[Recorded data]
════

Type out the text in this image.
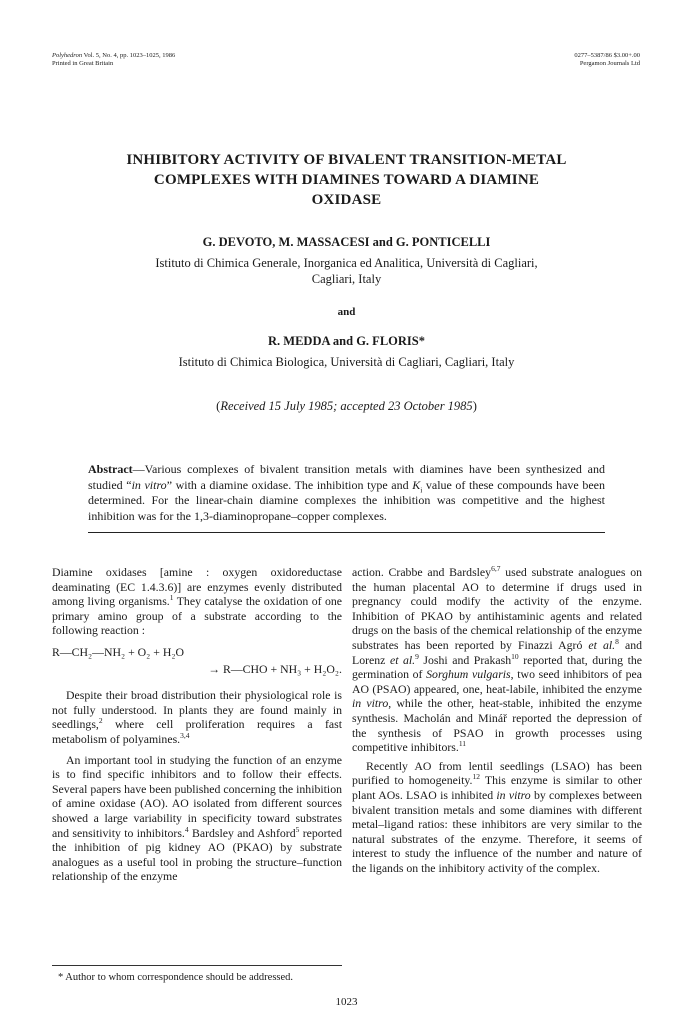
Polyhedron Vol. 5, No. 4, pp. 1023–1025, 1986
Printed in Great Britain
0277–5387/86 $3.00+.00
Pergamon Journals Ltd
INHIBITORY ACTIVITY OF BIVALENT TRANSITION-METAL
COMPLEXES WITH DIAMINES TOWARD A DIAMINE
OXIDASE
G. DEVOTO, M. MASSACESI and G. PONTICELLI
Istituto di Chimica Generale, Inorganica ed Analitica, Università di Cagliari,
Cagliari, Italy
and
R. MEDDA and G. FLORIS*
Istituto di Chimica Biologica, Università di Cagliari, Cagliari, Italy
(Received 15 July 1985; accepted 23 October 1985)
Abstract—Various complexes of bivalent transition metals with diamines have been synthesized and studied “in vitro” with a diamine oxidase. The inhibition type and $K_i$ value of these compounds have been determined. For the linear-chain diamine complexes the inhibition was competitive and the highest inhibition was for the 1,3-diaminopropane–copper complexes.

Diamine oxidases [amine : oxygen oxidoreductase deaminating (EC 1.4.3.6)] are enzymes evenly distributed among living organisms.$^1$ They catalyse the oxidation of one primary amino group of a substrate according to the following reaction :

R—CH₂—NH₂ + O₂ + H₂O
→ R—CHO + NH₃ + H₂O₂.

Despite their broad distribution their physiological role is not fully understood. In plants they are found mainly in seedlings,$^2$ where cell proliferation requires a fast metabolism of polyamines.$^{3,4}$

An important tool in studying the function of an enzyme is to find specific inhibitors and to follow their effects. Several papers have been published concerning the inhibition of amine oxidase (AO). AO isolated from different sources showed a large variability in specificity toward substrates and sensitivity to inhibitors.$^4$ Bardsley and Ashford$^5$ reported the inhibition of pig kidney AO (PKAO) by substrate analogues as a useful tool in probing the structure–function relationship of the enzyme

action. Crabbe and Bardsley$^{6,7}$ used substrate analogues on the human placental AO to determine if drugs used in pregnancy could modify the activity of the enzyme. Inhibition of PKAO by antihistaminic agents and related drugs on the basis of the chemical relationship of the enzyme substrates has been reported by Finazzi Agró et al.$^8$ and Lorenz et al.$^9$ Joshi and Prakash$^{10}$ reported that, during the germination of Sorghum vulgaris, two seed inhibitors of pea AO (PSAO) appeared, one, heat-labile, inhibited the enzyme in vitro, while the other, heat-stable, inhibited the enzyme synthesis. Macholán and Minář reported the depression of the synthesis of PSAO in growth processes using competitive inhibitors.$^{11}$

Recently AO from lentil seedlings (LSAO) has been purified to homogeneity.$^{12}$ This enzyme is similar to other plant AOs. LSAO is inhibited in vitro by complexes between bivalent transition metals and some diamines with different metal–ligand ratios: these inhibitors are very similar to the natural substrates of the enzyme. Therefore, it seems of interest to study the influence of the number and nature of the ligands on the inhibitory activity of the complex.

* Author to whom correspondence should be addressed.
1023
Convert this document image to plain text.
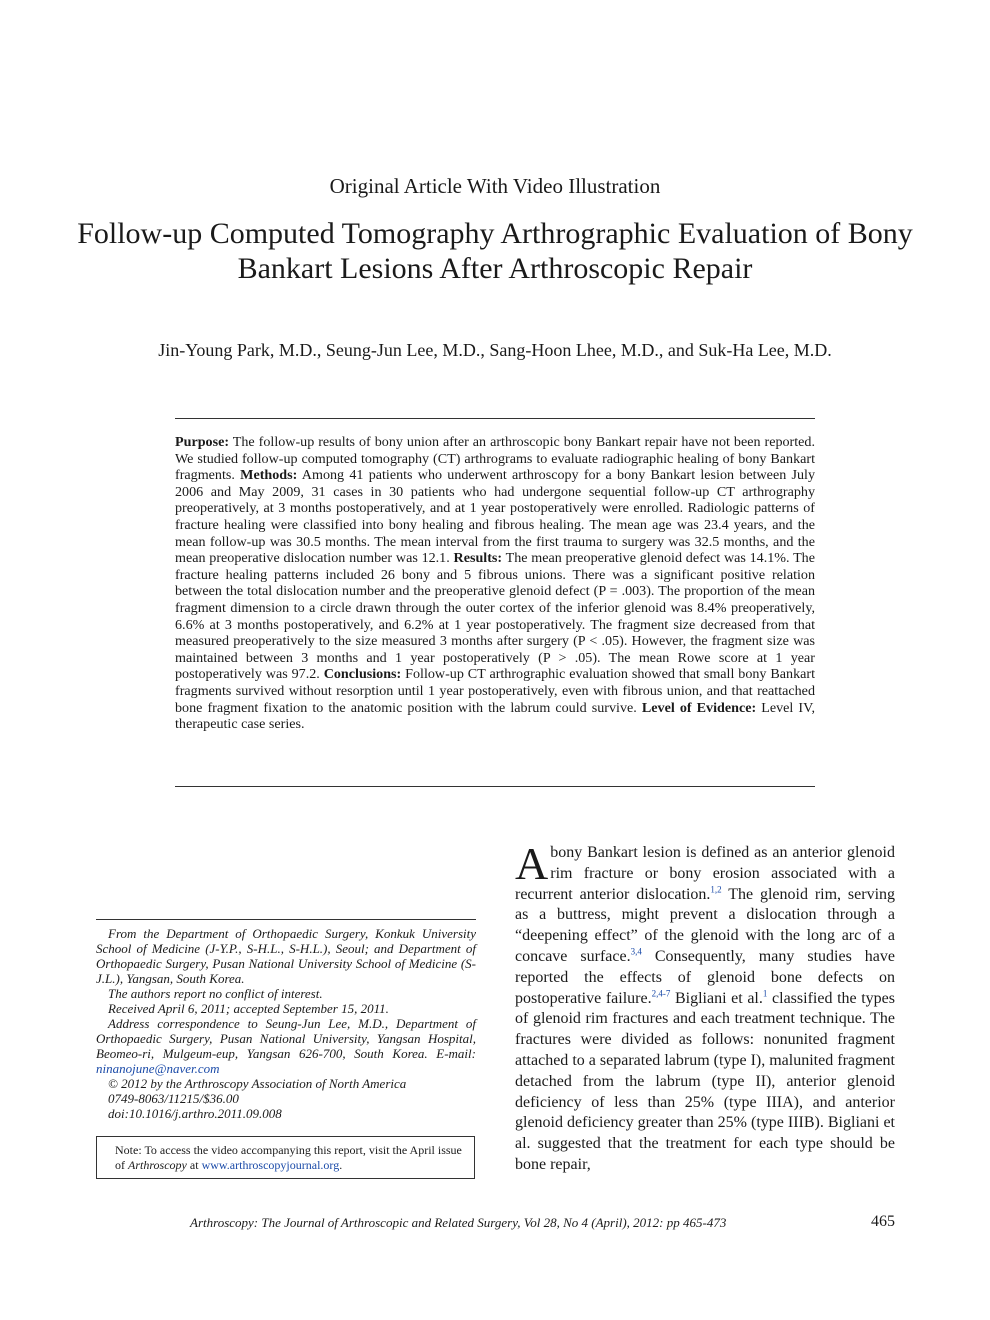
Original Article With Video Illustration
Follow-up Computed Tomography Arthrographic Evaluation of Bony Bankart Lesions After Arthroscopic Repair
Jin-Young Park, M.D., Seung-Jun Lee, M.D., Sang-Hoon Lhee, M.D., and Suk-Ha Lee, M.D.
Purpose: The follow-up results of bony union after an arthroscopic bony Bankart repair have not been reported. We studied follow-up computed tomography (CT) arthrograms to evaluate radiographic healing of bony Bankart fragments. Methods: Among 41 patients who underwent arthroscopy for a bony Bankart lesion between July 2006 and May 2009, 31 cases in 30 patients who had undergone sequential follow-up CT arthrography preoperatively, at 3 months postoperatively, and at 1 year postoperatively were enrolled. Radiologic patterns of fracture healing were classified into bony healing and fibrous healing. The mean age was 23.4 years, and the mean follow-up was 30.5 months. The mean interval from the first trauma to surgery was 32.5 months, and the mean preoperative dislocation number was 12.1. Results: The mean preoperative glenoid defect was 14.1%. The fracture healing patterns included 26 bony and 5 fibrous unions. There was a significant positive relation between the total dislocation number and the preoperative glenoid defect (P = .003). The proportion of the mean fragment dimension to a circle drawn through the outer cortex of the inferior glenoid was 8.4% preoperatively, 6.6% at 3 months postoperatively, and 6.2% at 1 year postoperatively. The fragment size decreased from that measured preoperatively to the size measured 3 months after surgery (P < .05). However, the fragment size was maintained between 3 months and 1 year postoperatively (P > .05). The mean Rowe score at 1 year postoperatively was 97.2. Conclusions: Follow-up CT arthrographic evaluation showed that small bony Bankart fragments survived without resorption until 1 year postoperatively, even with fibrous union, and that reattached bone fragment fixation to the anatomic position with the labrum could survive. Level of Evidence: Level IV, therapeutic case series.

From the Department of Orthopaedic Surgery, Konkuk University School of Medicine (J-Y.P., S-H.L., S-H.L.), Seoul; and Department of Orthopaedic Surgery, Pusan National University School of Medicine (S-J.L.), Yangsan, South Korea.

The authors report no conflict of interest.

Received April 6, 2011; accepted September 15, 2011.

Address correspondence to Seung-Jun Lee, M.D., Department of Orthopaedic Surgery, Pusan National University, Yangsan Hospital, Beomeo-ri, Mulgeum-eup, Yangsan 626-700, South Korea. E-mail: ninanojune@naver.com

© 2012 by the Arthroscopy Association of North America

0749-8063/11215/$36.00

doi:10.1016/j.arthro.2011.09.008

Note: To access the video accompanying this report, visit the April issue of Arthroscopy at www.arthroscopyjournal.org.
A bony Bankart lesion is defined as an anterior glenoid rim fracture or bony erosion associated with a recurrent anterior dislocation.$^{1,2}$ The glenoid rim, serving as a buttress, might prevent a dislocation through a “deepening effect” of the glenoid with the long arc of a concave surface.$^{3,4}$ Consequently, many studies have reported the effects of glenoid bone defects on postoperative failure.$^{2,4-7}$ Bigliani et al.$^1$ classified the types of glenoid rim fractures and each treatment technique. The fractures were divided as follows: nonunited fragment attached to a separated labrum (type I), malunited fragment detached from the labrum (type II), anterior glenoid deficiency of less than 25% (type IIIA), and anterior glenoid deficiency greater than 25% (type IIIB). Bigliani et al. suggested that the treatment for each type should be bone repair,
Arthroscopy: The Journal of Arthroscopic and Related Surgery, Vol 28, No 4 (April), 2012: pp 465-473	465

════

Each line of the data above is to be output exactly; the pictures are not to appear.

Type out the text in this image.
Polyhedron Vol. 5, No. 4, pp. 1023–1025, 1986
Printed in Great Britain
0277–5387/86 $3.00+.00
Pergamon Journals Ltd
INHIBITORY ACTIVITY OF BIVALENT TRANSITION-METAL
COMPLEXES WITH DIAMINES TOWARD A DIAMINE
OXIDASE
G. DEVOTO, M. MASSACESI and G. PONTICELLI
Istituto di Chimica Generale, Inorganica ed Analitica, Università di Cagliari,
Cagliari, Italy
and
R. MEDDA and G. FLORIS*
Istituto di Chimica Biologica, Università di Cagliari, Cagliari, Italy
(Received 15 July 1985; accepted 23 October 1985)
Abstract—Various complexes of bivalent transition metals with diamines have been synthesized and studied “in vitro” with a diamine oxidase. The inhibition type and $K_i$ value of these compounds have been determined. For the linear-chain diamine complexes the inhibition was competitive and the highest inhibition was for the 1,3-diaminopropane–copper complexes.

Diamine oxidases [amine : oxygen oxidoreductase deaminating (EC 1.4.3.6)] are enzymes evenly distributed among living organisms.$^1$ They catalyse the oxidation of one primary amino group of a substrate according to the following reaction :

R—CH₂—NH₂ + O₂ + H₂O
→ R—CHO + NH₃ + H₂O₂.

Despite their broad distribution their physiological role is not fully understood. In plants they are found mainly in seedlings,$^2$ where cell proliferation requires a fast metabolism of polyamines.$^{3,4}$

An important tool in studying the function of an enzyme is to find specific inhibitors and to follow their effects. Several papers have been published concerning the inhibition of amine oxidase (AO). AO isolated from different sources showed a large variability in specificity toward substrates and sensitivity to inhibitors.$^4$ Bardsley and Ashford$^5$ reported the inhibition of pig kidney AO (PKAO) by substrate analogues as a useful tool in probing the structure–function relationship of the enzyme

action. Crabbe and Bardsley$^{6,7}$ used substrate analogues on the human placental AO to determine if drugs used in pregnancy could modify the activity of the enzyme. Inhibition of PKAO by antihistaminic agents and related drugs on the basis of the chemical relationship of the enzyme substrates has been reported by Finazzi Agró et al.$^8$ and Lorenz et al.$^9$ Joshi and Prakash$^{10}$ reported that, during the germination of Sorghum vulgaris, two seed inhibitors of pea AO (PSAO) appeared, one, heat-labile, inhibited the enzyme in vitro, while the other, heat-stable, inhibited the enzyme synthesis. Macholán and Minář reported the depression of the synthesis of PSAO in growth processes using competitive inhibitors.$^{11}$

Recently AO from lentil seedlings (LSAO) has been purified to homogeneity.$^{12}$ This enzyme is similar to other plant AOs. LSAO is inhibited in vitro by complexes between bivalent transition metals and some diamines with different metal–ligand ratios: these inhibitors are very similar to the natural substrates of the enzyme. Therefore, it seems of interest to study the influence of the number and nature of the ligands on the inhibitory activity of the complex.

* Author to whom correspondence should be addressed.
1023
Convert this document image to plain text.
Original Article With Video Illustration
Follow-up Computed Tomography Arthrographic Evaluation of Bony Bankart Lesions After Arthroscopic Repair
Jin-Young Park, M.D., Seung-Jun Lee, M.D., Sang-Hoon Lhee, M.D., and Suk-Ha Lee, M.D.
Purpose: The follow-up results of bony union after an arthroscopic bony Bankart repair have not been reported. We studied follow-up computed tomography (CT) arthrograms to evaluate radiographic healing of bony Bankart fragments. Methods: Among 41 patients who underwent arthroscopy for a bony Bankart lesion between July 2006 and May 2009, 31 cases in 30 patients who had undergone sequential follow-up CT arthrography preoperatively, at 3 months postoperatively, and at 1 year postoperatively were enrolled. Radiologic patterns of fracture healing were classified into bony healing and fibrous healing. The mean age was 23.4 years, and the mean follow-up was 30.5 months. The mean interval from the first trauma to surgery was 32.5 months, and the mean preoperative dislocation number was 12.1. Results: The mean preoperative glenoid defect was 14.1%. The fracture healing patterns included 26 bony and 5 fibrous unions. There was a significant positive relation between the total dislocation number and the preoperative glenoid defect (P = .003). The proportion of the mean fragment dimension to a circle drawn through the outer cortex of the inferior glenoid was 8.4% preoperatively, 6.6% at 3 months postoperatively, and 6.2% at 1 year postoperatively. The fragment size decreased from that measured preoperatively to the size measured 3 months after surgery (P < .05). However, the fragment size was maintained between 3 months and 1 year postoperatively (P > .05). The mean Rowe score at 1 year postoperatively was 97.2. Conclusions: Follow-up CT arthrographic evaluation showed that small bony Bankart fragments survived without resorption until 1 year postoperatively, even with fibrous union, and that reattached bone fragment fixation to the anatomic position with the labrum could survive. Level of Evidence: Level IV, therapeutic case series.

From the Department of Orthopaedic Surgery, Konkuk University School of Medicine (J-Y.P., S-H.L., S-H.L.), Seoul; and Department of Orthopaedic Surgery, Pusan National University School of Medicine (S-J.L.), Yangsan, South Korea.

The authors report no conflict of interest.

Received April 6, 2011; accepted September 15, 2011.

Address correspondence to Seung-Jun Lee, M.D., Department of Orthopaedic Surgery, Pusan National University, Yangsan Hospital, Beomeo-ri, Mulgeum-eup, Yangsan 626-700, South Korea. E-mail: ninanojune@naver.com

© 2012 by the Arthroscopy Association of North America

0749-8063/11215/$36.00

doi:10.1016/j.arthro.2011.09.008

Note: To access the video accompanying this report, visit the April issue of Arthroscopy at www.arthroscopyjournal.org.
A bony Bankart lesion is defined as an anterior glenoid rim fracture or bony erosion associated with a recurrent anterior dislocation.$^{1,2}$ The glenoid rim, serving as a buttress, might prevent a dislocation through a “deepening effect” of the glenoid with the long arc of a concave surface.$^{3,4}$ Consequently, many studies have reported the effects of glenoid bone defects on postoperative failure.$^{2,4-7}$ Bigliani et al.$^1$ classified the types of glenoid rim fractures and each treatment technique. The fractures were divided as follows: nonunited fragment attached to a separated labrum (type I), malunited fragment detached from the labrum (type II), anterior glenoid deficiency of less than 25% (type IIIA), and anterior glenoid deficiency greater than 25% (type IIIB). Bigliani et al. suggested that the treatment for each type should be bone repair,
Arthroscopy: The Journal of Arthroscopic and Related Surgery, Vol 28, No 4 (April), 2012: pp 465-473	465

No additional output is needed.